WORK INSTRUCTIONS: Without the images, write out the whole listing exactly.

DATA SUPPLIED:

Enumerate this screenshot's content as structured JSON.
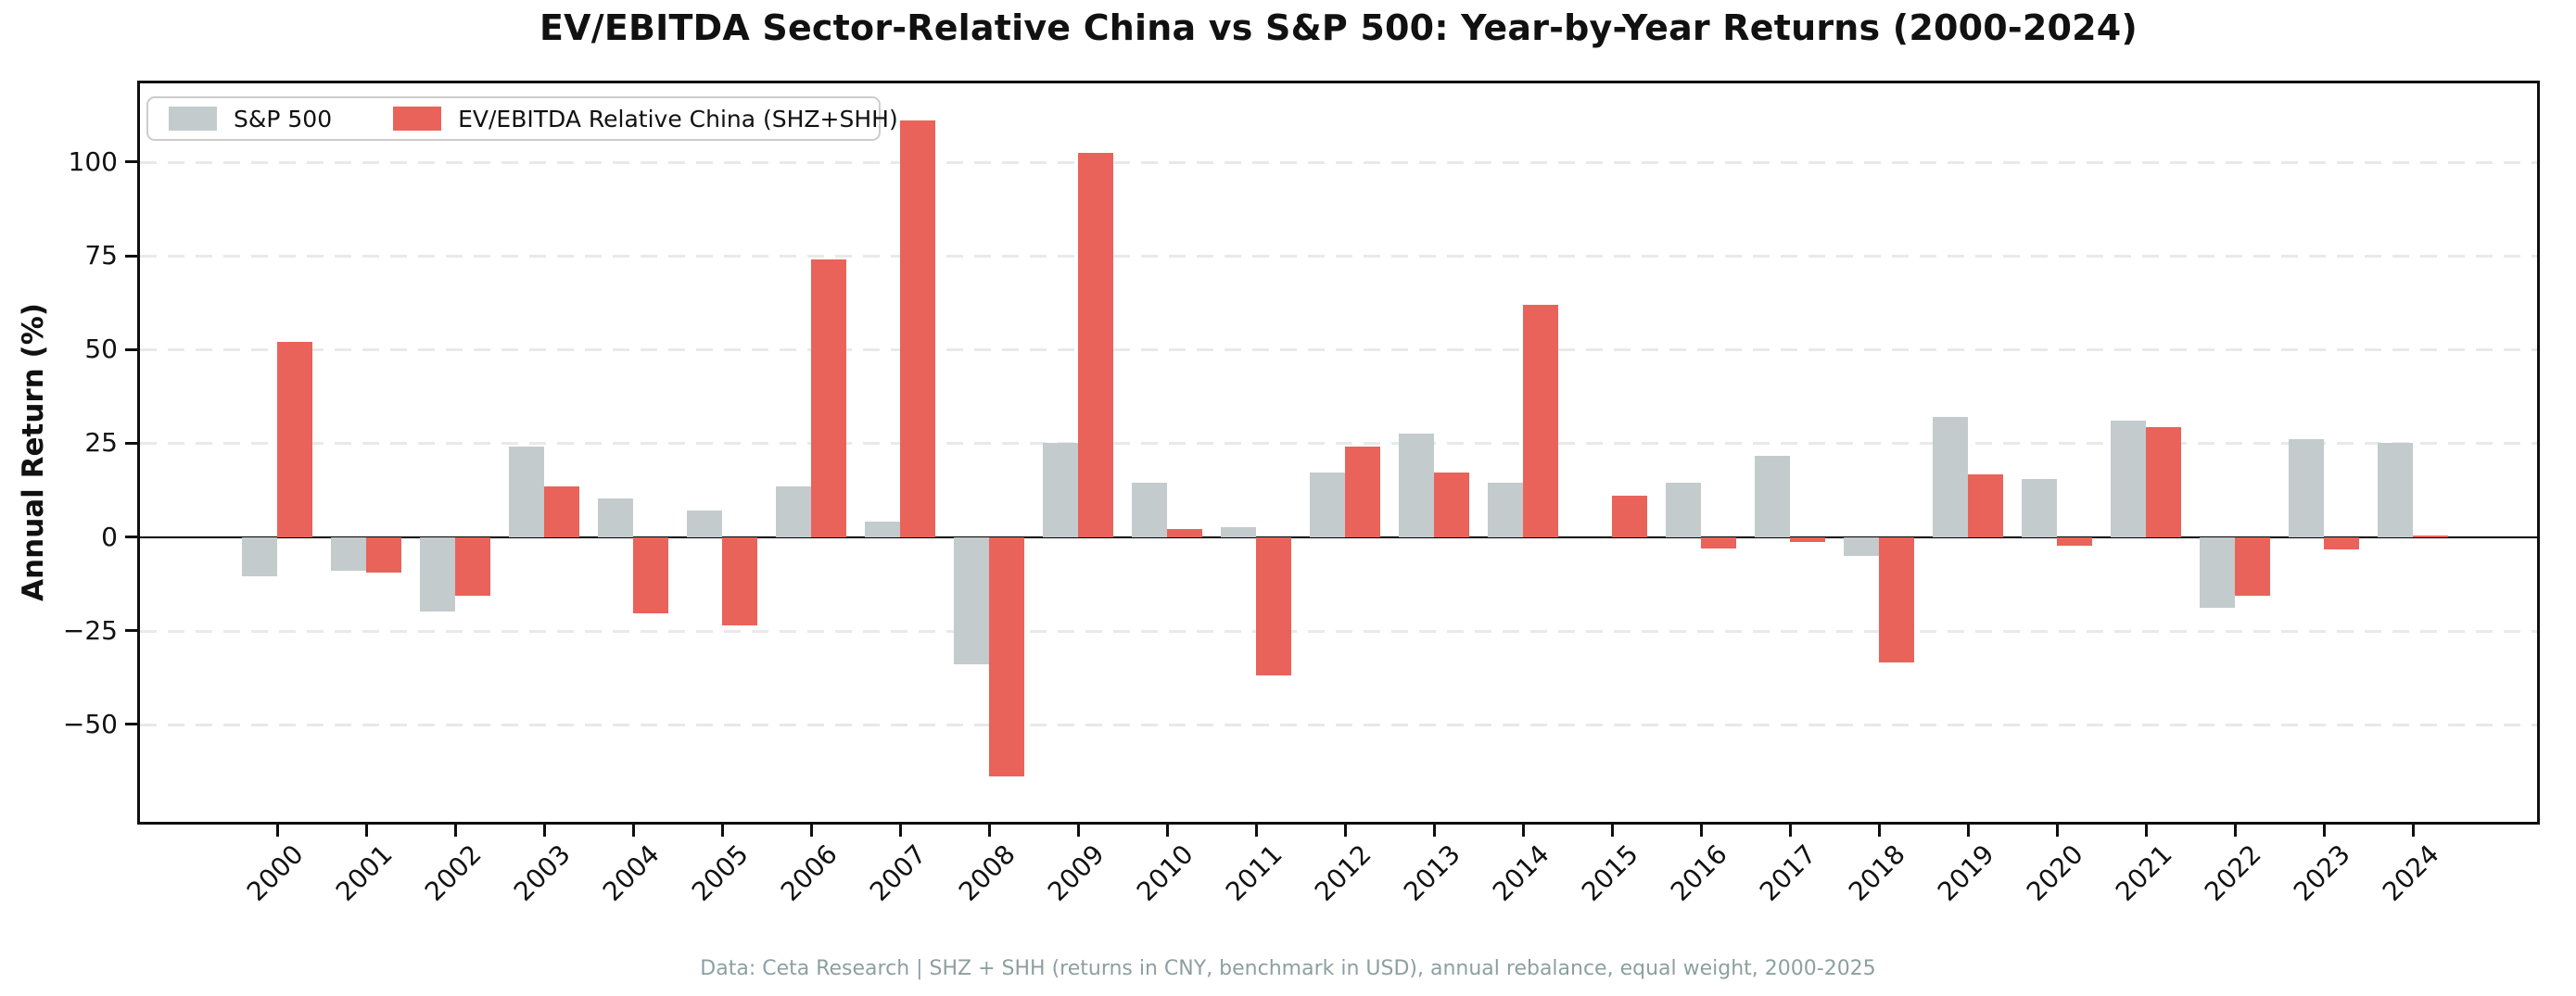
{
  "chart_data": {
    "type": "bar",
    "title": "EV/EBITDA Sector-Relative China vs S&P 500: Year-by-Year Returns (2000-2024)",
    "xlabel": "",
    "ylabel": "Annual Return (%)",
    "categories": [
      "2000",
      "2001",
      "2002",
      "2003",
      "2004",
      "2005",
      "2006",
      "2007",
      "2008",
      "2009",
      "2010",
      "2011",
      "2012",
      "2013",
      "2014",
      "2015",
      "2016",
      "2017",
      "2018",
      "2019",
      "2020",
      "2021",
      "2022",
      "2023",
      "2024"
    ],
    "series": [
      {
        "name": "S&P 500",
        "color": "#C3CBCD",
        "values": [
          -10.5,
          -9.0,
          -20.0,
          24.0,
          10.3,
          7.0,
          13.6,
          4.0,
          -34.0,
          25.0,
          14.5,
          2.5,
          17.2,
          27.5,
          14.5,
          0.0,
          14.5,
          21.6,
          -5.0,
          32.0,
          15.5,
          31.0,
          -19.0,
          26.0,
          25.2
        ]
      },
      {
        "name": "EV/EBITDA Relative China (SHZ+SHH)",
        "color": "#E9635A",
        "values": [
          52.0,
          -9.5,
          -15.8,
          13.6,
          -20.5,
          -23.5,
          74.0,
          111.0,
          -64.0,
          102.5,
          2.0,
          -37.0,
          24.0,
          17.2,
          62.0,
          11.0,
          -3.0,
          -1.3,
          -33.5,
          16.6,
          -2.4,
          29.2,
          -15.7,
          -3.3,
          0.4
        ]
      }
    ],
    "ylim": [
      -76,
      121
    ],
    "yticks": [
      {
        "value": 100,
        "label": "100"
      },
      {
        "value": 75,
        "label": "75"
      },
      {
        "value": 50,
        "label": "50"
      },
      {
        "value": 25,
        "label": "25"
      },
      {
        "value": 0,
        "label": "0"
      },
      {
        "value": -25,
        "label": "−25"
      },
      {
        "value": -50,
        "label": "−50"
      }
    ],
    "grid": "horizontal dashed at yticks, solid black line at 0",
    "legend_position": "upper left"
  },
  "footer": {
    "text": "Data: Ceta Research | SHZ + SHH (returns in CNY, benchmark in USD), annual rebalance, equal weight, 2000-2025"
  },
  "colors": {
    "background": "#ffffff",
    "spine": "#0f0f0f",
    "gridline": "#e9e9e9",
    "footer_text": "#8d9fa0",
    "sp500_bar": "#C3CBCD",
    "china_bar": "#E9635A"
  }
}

PROBLEM SOLUTION:
Enumerate this screenshot's content as structured JSON.
{
  "chart_data": {
    "type": "bar",
    "title": "EV/EBITDA Sector-Relative China vs S&P 500: Year-by-Year Returns (2000-2024)",
    "xlabel": "",
    "ylabel": "Annual Return (%)",
    "categories": [
      "2000",
      "2001",
      "2002",
      "2003",
      "2004",
      "2005",
      "2006",
      "2007",
      "2008",
      "2009",
      "2010",
      "2011",
      "2012",
      "2013",
      "2014",
      "2015",
      "2016",
      "2017",
      "2018",
      "2019",
      "2020",
      "2021",
      "2022",
      "2023",
      "2024"
    ],
    "series": [
      {
        "name": "S&P 500",
        "color": "#C3CBCD",
        "values": [
          -10.5,
          -9.0,
          -20.0,
          24.0,
          10.3,
          7.0,
          13.6,
          4.0,
          -34.0,
          25.0,
          14.5,
          2.5,
          17.2,
          27.5,
          14.5,
          0.0,
          14.5,
          21.6,
          -5.0,
          32.0,
          15.5,
          31.0,
          -19.0,
          26.0,
          25.2
        ]
      },
      {
        "name": "EV/EBITDA Relative China (SHZ+SHH)",
        "color": "#E9635A",
        "values": [
          52.0,
          -9.5,
          -15.8,
          13.6,
          -20.5,
          -23.5,
          74.0,
          111.0,
          -64.0,
          102.5,
          2.0,
          -37.0,
          24.0,
          17.2,
          62.0,
          11.0,
          -3.0,
          -1.3,
          -33.5,
          16.6,
          -2.4,
          29.2,
          -15.7,
          -3.3,
          0.4
        ]
      }
    ],
    "ylim": [
      -76,
      121
    ],
    "yticks": [
      {
        "value": 100,
        "label": "100"
      },
      {
        "value": 75,
        "label": "75"
      },
      {
        "value": 50,
        "label": "50"
      },
      {
        "value": 25,
        "label": "25"
      },
      {
        "value": 0,
        "label": "0"
      },
      {
        "value": -25,
        "label": "−25"
      },
      {
        "value": -50,
        "label": "−50"
      }
    ],
    "grid": "horizontal dashed at yticks, solid black line at 0",
    "legend_position": "upper left"
  },
  "footer": {
    "text": "Data: Ceta Research | SHZ + SHH (returns in CNY, benchmark in USD), annual rebalance, equal weight, 2000-2025"
  },
  "colors": {
    "background": "#ffffff",
    "spine": "#0f0f0f",
    "gridline": "#e9e9e9",
    "footer_text": "#8d9fa0",
    "sp500_bar": "#C3CBCD",
    "china_bar": "#E9635A"
  }
}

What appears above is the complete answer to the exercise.